>> begin Dataset content

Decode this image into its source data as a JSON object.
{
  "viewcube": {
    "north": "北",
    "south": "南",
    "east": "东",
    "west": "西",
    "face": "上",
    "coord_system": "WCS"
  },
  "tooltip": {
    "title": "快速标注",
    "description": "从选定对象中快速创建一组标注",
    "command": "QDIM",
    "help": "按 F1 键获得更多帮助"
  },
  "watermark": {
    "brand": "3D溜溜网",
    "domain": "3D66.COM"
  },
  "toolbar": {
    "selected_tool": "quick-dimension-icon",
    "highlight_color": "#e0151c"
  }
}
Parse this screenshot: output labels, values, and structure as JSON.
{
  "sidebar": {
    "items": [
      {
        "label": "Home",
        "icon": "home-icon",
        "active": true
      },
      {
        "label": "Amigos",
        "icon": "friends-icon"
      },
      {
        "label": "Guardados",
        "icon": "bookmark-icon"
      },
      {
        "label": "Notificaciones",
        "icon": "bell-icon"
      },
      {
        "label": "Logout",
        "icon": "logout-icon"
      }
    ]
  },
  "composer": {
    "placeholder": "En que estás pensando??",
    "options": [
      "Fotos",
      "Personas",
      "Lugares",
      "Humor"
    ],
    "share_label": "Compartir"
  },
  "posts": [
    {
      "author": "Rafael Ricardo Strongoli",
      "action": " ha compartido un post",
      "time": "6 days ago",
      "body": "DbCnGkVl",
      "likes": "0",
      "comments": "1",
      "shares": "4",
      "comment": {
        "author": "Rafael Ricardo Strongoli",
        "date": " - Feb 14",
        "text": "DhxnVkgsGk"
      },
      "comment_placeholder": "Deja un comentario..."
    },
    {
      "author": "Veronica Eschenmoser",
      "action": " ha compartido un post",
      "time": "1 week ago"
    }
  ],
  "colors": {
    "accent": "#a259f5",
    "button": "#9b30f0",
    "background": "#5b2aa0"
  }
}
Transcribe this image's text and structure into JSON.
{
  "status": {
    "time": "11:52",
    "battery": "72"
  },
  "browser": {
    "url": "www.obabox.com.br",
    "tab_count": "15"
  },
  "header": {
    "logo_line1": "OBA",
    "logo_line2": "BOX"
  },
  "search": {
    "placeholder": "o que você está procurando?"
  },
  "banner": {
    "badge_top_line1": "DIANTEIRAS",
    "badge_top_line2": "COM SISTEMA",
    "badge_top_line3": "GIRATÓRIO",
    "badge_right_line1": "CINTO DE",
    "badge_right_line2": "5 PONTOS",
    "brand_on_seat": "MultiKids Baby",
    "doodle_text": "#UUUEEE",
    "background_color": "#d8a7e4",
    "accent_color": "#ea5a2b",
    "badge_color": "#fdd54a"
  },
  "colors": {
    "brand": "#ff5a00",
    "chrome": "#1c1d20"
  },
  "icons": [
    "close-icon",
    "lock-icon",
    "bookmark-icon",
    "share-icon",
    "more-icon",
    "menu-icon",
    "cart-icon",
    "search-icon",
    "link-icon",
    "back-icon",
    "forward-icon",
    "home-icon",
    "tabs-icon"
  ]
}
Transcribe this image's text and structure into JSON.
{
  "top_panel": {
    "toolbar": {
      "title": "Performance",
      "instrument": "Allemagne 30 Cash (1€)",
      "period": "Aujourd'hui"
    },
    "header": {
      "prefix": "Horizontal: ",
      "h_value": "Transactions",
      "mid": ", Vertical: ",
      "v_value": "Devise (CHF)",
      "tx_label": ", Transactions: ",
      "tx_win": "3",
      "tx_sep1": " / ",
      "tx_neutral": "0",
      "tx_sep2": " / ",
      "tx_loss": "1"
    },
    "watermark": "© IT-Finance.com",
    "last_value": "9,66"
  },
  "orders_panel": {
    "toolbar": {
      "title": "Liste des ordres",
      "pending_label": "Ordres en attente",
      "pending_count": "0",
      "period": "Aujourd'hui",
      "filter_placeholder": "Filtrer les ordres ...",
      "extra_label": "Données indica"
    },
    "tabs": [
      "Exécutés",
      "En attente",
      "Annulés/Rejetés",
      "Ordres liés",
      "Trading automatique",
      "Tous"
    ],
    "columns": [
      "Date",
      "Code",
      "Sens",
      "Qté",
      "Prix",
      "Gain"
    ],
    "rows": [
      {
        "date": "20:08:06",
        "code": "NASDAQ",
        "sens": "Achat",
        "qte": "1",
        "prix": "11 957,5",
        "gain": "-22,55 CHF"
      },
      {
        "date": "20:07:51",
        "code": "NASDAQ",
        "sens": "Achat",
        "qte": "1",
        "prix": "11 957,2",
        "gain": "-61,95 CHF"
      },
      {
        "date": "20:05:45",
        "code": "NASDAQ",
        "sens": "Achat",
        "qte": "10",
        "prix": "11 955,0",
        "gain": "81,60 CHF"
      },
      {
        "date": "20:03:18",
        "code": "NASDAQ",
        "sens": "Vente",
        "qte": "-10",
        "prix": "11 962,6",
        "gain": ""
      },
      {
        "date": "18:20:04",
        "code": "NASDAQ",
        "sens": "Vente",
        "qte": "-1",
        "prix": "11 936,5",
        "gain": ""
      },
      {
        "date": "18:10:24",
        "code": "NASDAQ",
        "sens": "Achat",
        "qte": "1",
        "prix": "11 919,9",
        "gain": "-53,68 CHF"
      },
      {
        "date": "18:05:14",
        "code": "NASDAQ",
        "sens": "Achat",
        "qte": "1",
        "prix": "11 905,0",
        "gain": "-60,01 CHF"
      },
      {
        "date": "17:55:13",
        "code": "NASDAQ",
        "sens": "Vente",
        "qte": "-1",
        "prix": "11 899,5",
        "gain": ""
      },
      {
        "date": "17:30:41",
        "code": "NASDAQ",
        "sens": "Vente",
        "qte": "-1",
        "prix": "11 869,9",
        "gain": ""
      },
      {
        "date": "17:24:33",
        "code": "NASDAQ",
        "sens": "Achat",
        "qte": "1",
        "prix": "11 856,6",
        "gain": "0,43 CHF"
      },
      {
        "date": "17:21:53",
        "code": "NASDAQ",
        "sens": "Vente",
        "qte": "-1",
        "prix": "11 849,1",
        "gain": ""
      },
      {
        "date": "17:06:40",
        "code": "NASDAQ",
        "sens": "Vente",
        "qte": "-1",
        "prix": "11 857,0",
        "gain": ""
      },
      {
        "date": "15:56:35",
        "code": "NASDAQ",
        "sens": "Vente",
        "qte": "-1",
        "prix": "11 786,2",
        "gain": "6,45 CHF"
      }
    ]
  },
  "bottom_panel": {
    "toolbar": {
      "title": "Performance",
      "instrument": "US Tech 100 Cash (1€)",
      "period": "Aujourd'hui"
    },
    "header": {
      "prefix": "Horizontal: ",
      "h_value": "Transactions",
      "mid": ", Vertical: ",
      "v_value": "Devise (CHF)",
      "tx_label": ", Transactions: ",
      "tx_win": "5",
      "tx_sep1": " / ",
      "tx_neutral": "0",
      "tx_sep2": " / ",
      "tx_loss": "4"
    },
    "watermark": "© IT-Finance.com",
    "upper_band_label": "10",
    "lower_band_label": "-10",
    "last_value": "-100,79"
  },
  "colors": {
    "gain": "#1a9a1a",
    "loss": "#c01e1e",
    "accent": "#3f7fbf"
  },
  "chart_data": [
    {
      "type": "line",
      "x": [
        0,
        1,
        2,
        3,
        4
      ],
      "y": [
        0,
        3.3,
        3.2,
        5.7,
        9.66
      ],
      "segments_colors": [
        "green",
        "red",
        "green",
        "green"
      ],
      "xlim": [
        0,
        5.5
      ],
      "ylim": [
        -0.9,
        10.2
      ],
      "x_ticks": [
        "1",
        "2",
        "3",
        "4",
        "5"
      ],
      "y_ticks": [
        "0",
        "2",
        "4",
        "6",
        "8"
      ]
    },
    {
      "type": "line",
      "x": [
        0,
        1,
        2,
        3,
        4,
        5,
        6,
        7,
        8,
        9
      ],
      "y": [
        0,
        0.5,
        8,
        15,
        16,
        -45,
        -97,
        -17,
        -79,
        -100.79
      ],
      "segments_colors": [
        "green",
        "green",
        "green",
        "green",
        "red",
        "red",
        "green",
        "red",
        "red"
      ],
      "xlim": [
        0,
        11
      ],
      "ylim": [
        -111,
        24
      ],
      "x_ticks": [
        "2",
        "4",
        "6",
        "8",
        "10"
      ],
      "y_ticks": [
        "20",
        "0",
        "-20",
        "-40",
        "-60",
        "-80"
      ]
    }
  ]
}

>> end Dataset content

State how many lines of the entries above include the word "title", offering no text other than the number.

Answer to this problem -
4